* [Stated exercise] Pictures aside, quote the whole listing exactly.

* [Data for this exercise]

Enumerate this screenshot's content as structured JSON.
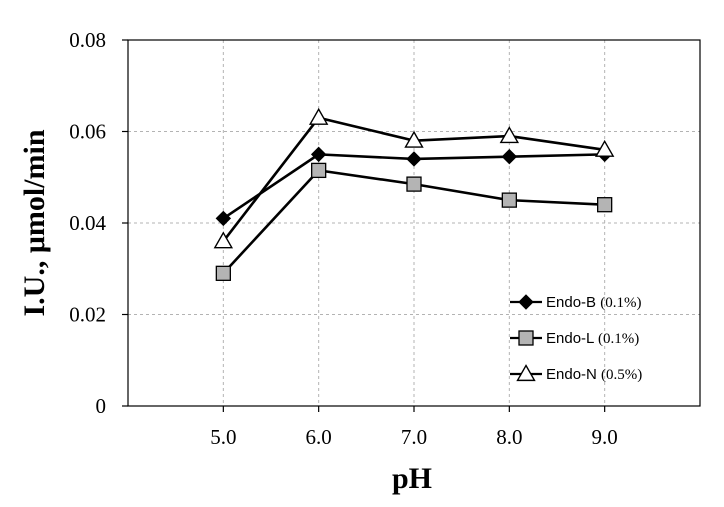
{
  "chart_data": {
    "type": "line",
    "title": "",
    "xlabel": "pH",
    "ylabel": "I.U., μmol/min",
    "x": [
      5.0,
      6.0,
      7.0,
      8.0,
      9.0
    ],
    "x_tick_labels": [
      "5.0",
      "6.0",
      "7.0",
      "8.0",
      "9.0"
    ],
    "xlim": [
      4.0,
      10.0
    ],
    "y_tick_labels": [
      "0",
      "0.02",
      "0.04",
      "0.06",
      "0.08"
    ],
    "y_ticks": [
      0,
      0.02,
      0.04,
      0.06,
      0.08
    ],
    "ylim": [
      0,
      0.08
    ],
    "grid": true,
    "legend_position": "bottom-right",
    "series": [
      {
        "name": "Endo-B",
        "legend_label": "Endo-B",
        "legend_note": "(0.1%)",
        "marker": "diamond",
        "values": [
          0.041,
          0.055,
          0.054,
          0.0545,
          0.055
        ]
      },
      {
        "name": "Endo-L",
        "legend_label": "Endo-L",
        "legend_note": "(0.1%)",
        "marker": "square",
        "values": [
          0.029,
          0.0515,
          0.0485,
          0.045,
          0.044
        ]
      },
      {
        "name": "Endo-N",
        "legend_label": "Endo-N",
        "legend_note": "(0.5%)",
        "marker": "triangle",
        "values": [
          0.036,
          0.063,
          0.058,
          0.059,
          0.056
        ]
      }
    ],
    "colors": {
      "line": "#000000",
      "grid": "#b3b3b3",
      "diamond_fill": "#000000",
      "square_fill": "#b4b4b4",
      "triangle_fill": "#ffffff"
    }
  }
}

* [Answer in full]
Enumerate this screenshot's content as structured JSON.
{
  "chart_data": {
    "type": "line",
    "title": "",
    "xlabel": "pH",
    "ylabel": "I.U., μmol/min",
    "x": [
      5.0,
      6.0,
      7.0,
      8.0,
      9.0
    ],
    "x_tick_labels": [
      "5.0",
      "6.0",
      "7.0",
      "8.0",
      "9.0"
    ],
    "xlim": [
      4.0,
      10.0
    ],
    "y_tick_labels": [
      "0",
      "0.02",
      "0.04",
      "0.06",
      "0.08"
    ],
    "y_ticks": [
      0,
      0.02,
      0.04,
      0.06,
      0.08
    ],
    "ylim": [
      0,
      0.08
    ],
    "grid": true,
    "legend_position": "bottom-right",
    "series": [
      {
        "name": "Endo-B",
        "legend_label": "Endo-B",
        "legend_note": "(0.1%)",
        "marker": "diamond",
        "values": [
          0.041,
          0.055,
          0.054,
          0.0545,
          0.055
        ]
      },
      {
        "name": "Endo-L",
        "legend_label": "Endo-L",
        "legend_note": "(0.1%)",
        "marker": "square",
        "values": [
          0.029,
          0.0515,
          0.0485,
          0.045,
          0.044
        ]
      },
      {
        "name": "Endo-N",
        "legend_label": "Endo-N",
        "legend_note": "(0.5%)",
        "marker": "triangle",
        "values": [
          0.036,
          0.063,
          0.058,
          0.059,
          0.056
        ]
      }
    ],
    "colors": {
      "line": "#000000",
      "grid": "#b3b3b3",
      "diamond_fill": "#000000",
      "square_fill": "#b4b4b4",
      "triangle_fill": "#ffffff"
    }
  }
}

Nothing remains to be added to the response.